--- Written request ---
Each line in the entries below that holds the string "从前面的步骤获取文件名" is to be listed.

=-=-=-=-=

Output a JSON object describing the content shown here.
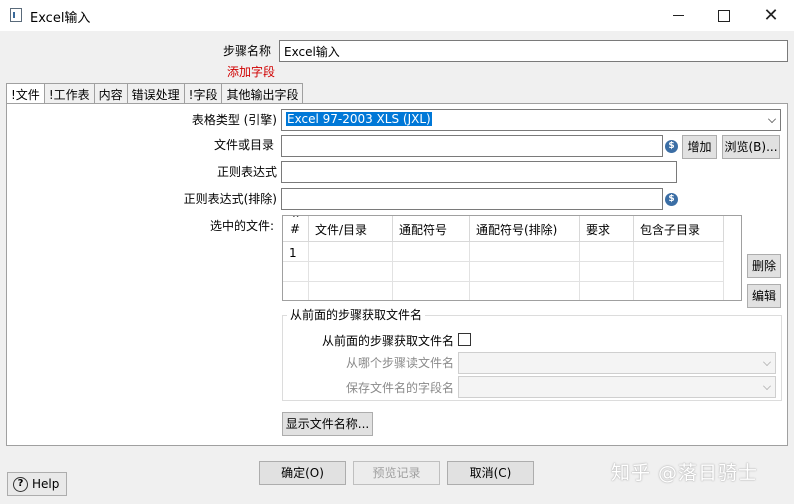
{
  "window": {
    "title": "Excel输入",
    "minimize_label": "",
    "maximize_label": "",
    "close_label": "✕"
  },
  "step": {
    "name_label": "步骤名称",
    "name_value": "Excel输入",
    "add_field_link": "添加字段"
  },
  "tabs": [
    {
      "label": "!文件"
    },
    {
      "label": "!工作表"
    },
    {
      "label": "内容"
    },
    {
      "label": "错误处理"
    },
    {
      "label": "!字段"
    },
    {
      "label": "其他输出字段"
    }
  ],
  "file_tab": {
    "spreadsheet_type_label": "表格类型 (引擎)",
    "spreadsheet_type_value": "Excel 97-2003 XLS (JXL)",
    "file_or_dir_label": "文件或目录",
    "file_or_dir_value": "",
    "add_button": "增加",
    "browse_button": "浏览(B)...",
    "regex_label": "正则表达式",
    "regex_value": "",
    "regex_exclude_label": "正则表达式(排除)",
    "regex_exclude_value": "",
    "selected_files_label": "选中的文件:",
    "delete_button": "删除",
    "edit_button": "编辑",
    "table": {
      "sort_glyph": "^",
      "headers": [
        "#",
        "文件/目录",
        "通配符号",
        "通配符号(排除)",
        "要求",
        "包含子目录"
      ],
      "rows": [
        [
          "1",
          "",
          "",
          "",
          "",
          ""
        ]
      ]
    },
    "from_prev": {
      "group_title": "从前面的步骤获取文件名",
      "checkbox_label": "从前面的步骤获取文件名",
      "checked": false,
      "read_step_label": "从哪个步骤读文件名",
      "read_step_value": "",
      "field_label": "保存文件名的字段名",
      "field_value": ""
    },
    "show_filenames_button": "显示文件名称..."
  },
  "footer": {
    "help_label": "Help",
    "ok_button": "确定(O)",
    "preview_button": "预览记录",
    "cancel_button": "取消(C)"
  },
  "watermark": "知乎 @落日骑士",
  "icons": {
    "app": "document-icon",
    "variable": "variable-diamond-icon",
    "help": "question-circle-icon"
  },
  "colors": {
    "selection": "#0078d7",
    "link_red": "#d00000",
    "variable_icon": "#3b6ea5"
  }
}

=-=-=-=-=

--- Answer to the task ---
      "group_title": "从前面的步骤获取文件名",
      "checkbox_label": "从前面的步骤获取文件名",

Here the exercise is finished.